→ **BRIEF**
Collect every line below that contains the word "JSON".

→ **EXCERPTED RECORDS**
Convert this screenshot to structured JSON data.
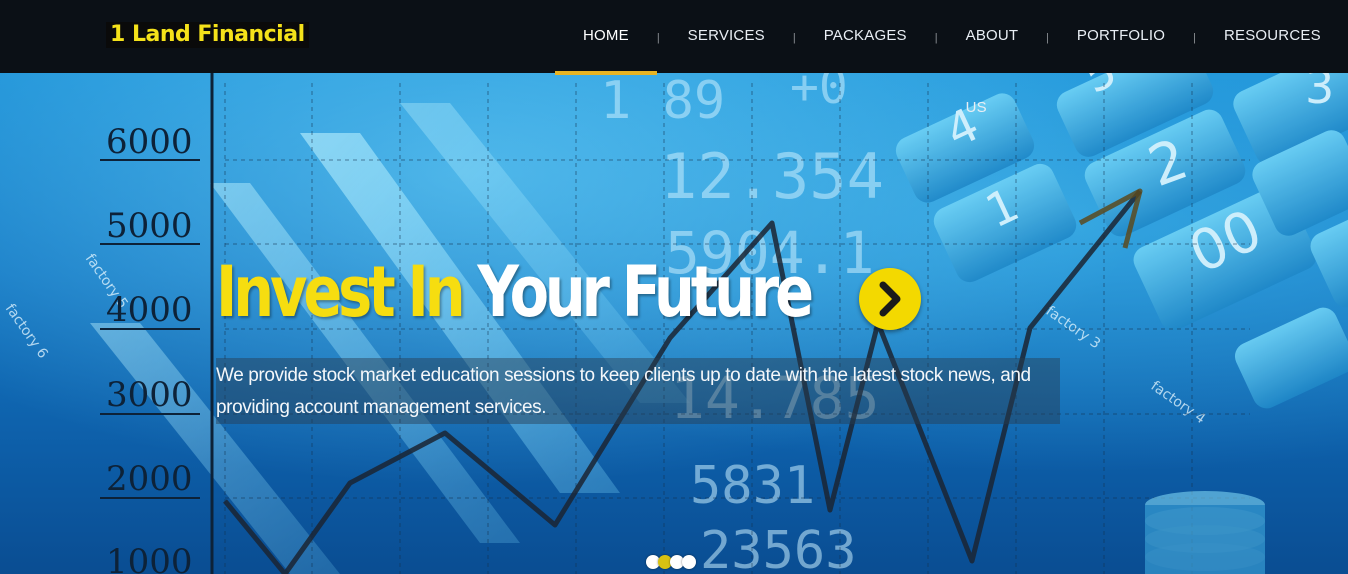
{
  "header": {
    "logo": "1 Land Financial",
    "nav": [
      {
        "label": "HOME",
        "active": true
      },
      {
        "label": "SERVICES",
        "active": false
      },
      {
        "label": "PACKAGES",
        "active": false
      },
      {
        "label": "ABOUT US",
        "active": false
      },
      {
        "label": "PORTFOLIO",
        "active": false
      },
      {
        "label": "RESOURCES",
        "active": false
      }
    ],
    "separator": "|"
  },
  "hero": {
    "title_highlight": "Invest In",
    "title_rest": "Your Future",
    "description_line1": "We provide stock market education sessions to keep clients up to date with the latest stock news, and",
    "description_line2": "providing account management services.",
    "arrow_icon": "chevron-right-icon",
    "slide_count": 4,
    "active_slide": 2
  },
  "background": {
    "axis_labels": [
      "6000",
      "5000",
      "4000",
      "3000",
      "2000",
      "1000"
    ],
    "ticker_numbers": [
      "1 89",
      "+0",
      "12.354",
      "5904.1",
      "14.785",
      "5831",
      "23563"
    ],
    "factory_labels": [
      "factory 6",
      "factory 5",
      "factory 3",
      "factory 4"
    ],
    "calculator_keys": [
      "4",
      "5",
      "3",
      "1",
      "2",
      "00"
    ]
  },
  "colors": {
    "accent_yellow": "#f6dd10",
    "nav_bg": "#0b1016",
    "active_underline": "#e8b423"
  }
}
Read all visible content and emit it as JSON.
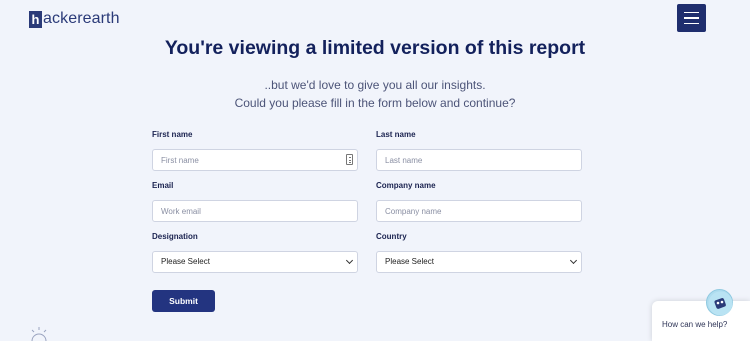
{
  "brand": {
    "logo_mark": "h",
    "logo_text": "ackerearth"
  },
  "header": {
    "menu_icon": "hamburger-icon"
  },
  "hero": {
    "title": "You're viewing a limited version of this report",
    "line1": "..but we'd love to give you all our insights.",
    "line2": "Could you please fill in the form below and continue?"
  },
  "form": {
    "first_name": {
      "label": "First name",
      "placeholder": "First name"
    },
    "last_name": {
      "label": "Last name",
      "placeholder": "Last name"
    },
    "email": {
      "label": "Email",
      "placeholder": "Work email"
    },
    "company": {
      "label": "Company name",
      "placeholder": "Company name"
    },
    "designation": {
      "label": "Designation",
      "value": "Please Select"
    },
    "country": {
      "label": "Country",
      "value": "Please Select"
    },
    "submit_label": "Submit"
  },
  "chat": {
    "prompt": "How can we help?"
  },
  "colors": {
    "brand": "#233480",
    "background": "#f1f4fb",
    "title": "#13215c"
  }
}
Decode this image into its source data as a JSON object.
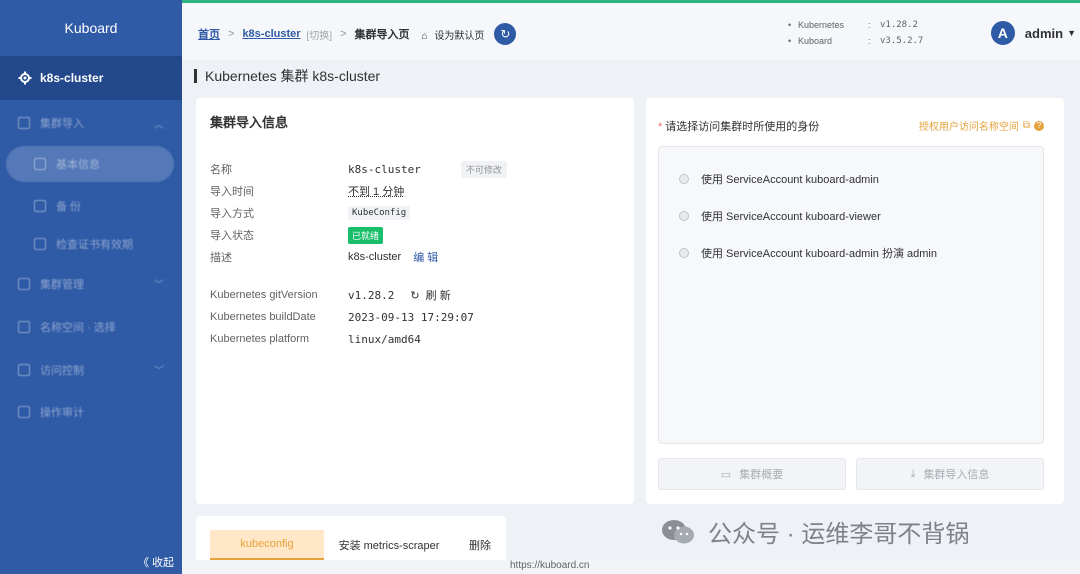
{
  "sidebar": {
    "title": "Kuboard",
    "cluster": "k8s-cluster",
    "items": [
      {
        "label": "集群导入"
      },
      {
        "label": "基本信息"
      },
      {
        "label": "备 份"
      },
      {
        "label": "检查证书有效期"
      },
      {
        "label": "集群管理"
      },
      {
        "label": "名称空间 · 选择"
      },
      {
        "label": "访问控制"
      },
      {
        "label": "操作审计"
      }
    ],
    "collapse_label": "《 收起"
  },
  "header": {
    "breadcrumb": {
      "home": "首页",
      "cluster": "k8s-cluster",
      "switch": "[切换]",
      "current": "集群导入页",
      "set_default": "设为默认页"
    },
    "versions": [
      {
        "name": "Kubernetes",
        "value": "v1.28.2"
      },
      {
        "name": "Kuboard",
        "value": "v3.5.2.7"
      }
    ],
    "user": {
      "avatar_letter": "A",
      "name": "admin"
    }
  },
  "page_title": "Kubernetes 集群 k8s-cluster",
  "info_card": {
    "title": "集群导入信息",
    "rows": [
      {
        "label": "名称",
        "value": "k8s-cluster",
        "tag": "不可修改"
      },
      {
        "label": "导入时间",
        "value": "不到 1 分钟"
      },
      {
        "label": "导入方式",
        "value": "KubeConfig"
      },
      {
        "label": "导入状态",
        "value": "已就绪"
      },
      {
        "label": "描述",
        "value": "k8s-cluster",
        "action": "编 辑"
      }
    ],
    "k8s_rows": [
      {
        "label": "Kubernetes gitVersion",
        "value": "v1.28.2",
        "action": "刷 新"
      },
      {
        "label": "Kubernetes buildDate",
        "value": "2023-09-13 17:29:07"
      },
      {
        "label": "Kubernetes platform",
        "value": "linux/amd64"
      }
    ]
  },
  "identity_card": {
    "prompt": "请选择访问集群时所使用的身份",
    "auth_link": "授权用户访问名称空间",
    "options": [
      "使用 ServiceAccount kuboard-admin",
      "使用 ServiceAccount kuboard-viewer",
      "使用 ServiceAccount kuboard-admin 扮演 admin"
    ],
    "buttons": [
      "集群概要",
      "集群导入信息"
    ]
  },
  "tabs": [
    "kubeconfig",
    "安装 metrics-scraper",
    "删除"
  ],
  "status_url": "https://kuboard.cn",
  "watermark": "公众号 · 运维李哥不背锅",
  "colors": {
    "sidebar": "#2f5aa6",
    "accent": "#e6a23c",
    "success": "#19be6b"
  }
}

→ **REPLY**
Convert this screenshot to structured JSON data.
Read all visible content and emit it as JSON.
Decode this image into its source data as a JSON object.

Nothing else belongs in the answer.